SET PROBLEM. Return a copy of each line that holds the string "выплаты".

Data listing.

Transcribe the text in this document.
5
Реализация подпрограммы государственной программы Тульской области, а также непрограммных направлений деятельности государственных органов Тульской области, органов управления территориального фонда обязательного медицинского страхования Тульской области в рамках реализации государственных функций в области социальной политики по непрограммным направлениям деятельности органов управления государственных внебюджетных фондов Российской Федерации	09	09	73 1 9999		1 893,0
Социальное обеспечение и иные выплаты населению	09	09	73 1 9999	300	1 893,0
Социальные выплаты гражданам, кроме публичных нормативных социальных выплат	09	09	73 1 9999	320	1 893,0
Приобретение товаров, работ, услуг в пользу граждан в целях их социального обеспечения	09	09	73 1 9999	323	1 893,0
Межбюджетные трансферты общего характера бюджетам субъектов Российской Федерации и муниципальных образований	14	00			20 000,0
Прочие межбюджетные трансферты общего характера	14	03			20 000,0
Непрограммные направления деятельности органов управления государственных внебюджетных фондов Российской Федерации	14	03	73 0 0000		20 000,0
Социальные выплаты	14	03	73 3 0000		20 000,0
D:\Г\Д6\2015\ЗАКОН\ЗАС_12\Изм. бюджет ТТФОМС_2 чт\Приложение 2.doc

RESPONSE BELOW.
Социальное обеспечение и иные выплаты населению	09	09	73 1 9999	300	1 893,0
Социальные выплаты гражданам, кроме публичных нормативных социальных выплат	09	09	73 1 9999	320	1 893,0
Социальные выплаты	14	03	73 3 0000		20 000,0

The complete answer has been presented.